Extracted data entries:
>>
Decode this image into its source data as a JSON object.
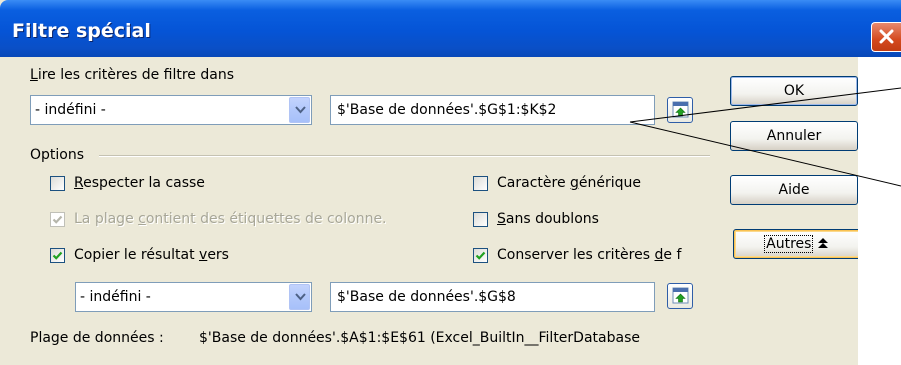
{
  "window": {
    "title": "Filtre spécial"
  },
  "criteria": {
    "label_prefix": "",
    "label_key": "L",
    "label_rest": "ire les critères de filtre dans",
    "combo_value": "- indéfini -",
    "field_value": "$'Base de données'.$G$1:$K$2"
  },
  "options": {
    "header": "Options",
    "case_key": "R",
    "case_rest": "especter la casse",
    "case_checked": false,
    "wildcard_pre": "Caractère ",
    "wildcard_key": "g",
    "wildcard_rest": "énérique",
    "wildcard_checked": false,
    "labels_pre": "La plage ",
    "labels_key": "c",
    "labels_rest": "ontient des étiquettes de colonne.",
    "labels_checked": true,
    "nodup_key": "S",
    "nodup_rest": "ans doublons",
    "nodup_checked": false,
    "copy_pre": "Copier le résultat ",
    "copy_key": "v",
    "copy_rest": "ers",
    "copy_checked": true,
    "keep_pre": "Conserver les critères ",
    "keep_key": "d",
    "keep_rest": "e f",
    "keep_checked": true,
    "output_combo_value": "- indéfini -",
    "output_field_value": "$'Base de données'.$G$8",
    "range_label": "Plage de données :",
    "range_value": "$'Base de données'.$A$1:$E$61 (Excel_BuiltIn__FilterDatabase"
  },
  "buttons": {
    "ok": "OK",
    "cancel": "Annuler",
    "help": "Aide",
    "more": "Autres",
    "more_glyph": "⯭"
  },
  "colors": {
    "titlebar": "#0554d6",
    "dialog_bg": "#ece9d8",
    "close": "#d4491e",
    "check": "#21a121"
  },
  "icons": {
    "close": "close-icon",
    "combo": "chevron-down-icon",
    "shrink": "shrink-dialog-icon",
    "more": "double-chevron-up-icon"
  }
}
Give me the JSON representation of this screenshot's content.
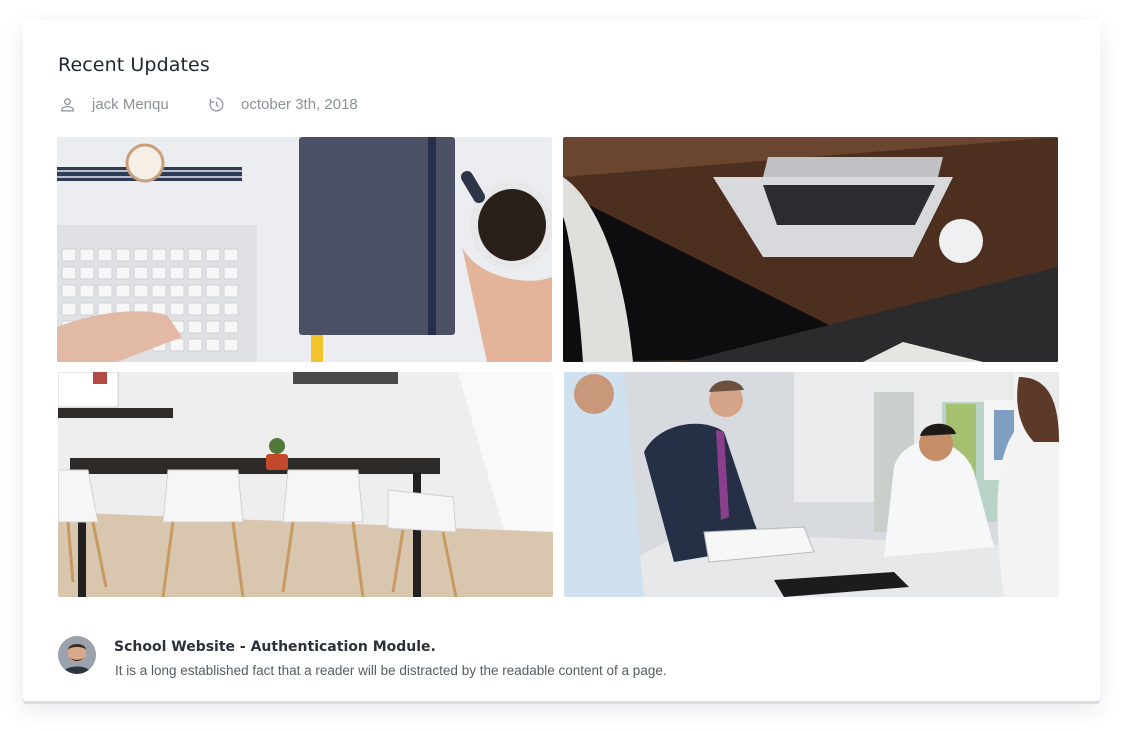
<<
- AIM
Gather each line from the entries above that includes the word "chevron".

- TASK RESPONSE
    "combo": "chevron-down-icon",
    "more": "double-chevron-up-icon"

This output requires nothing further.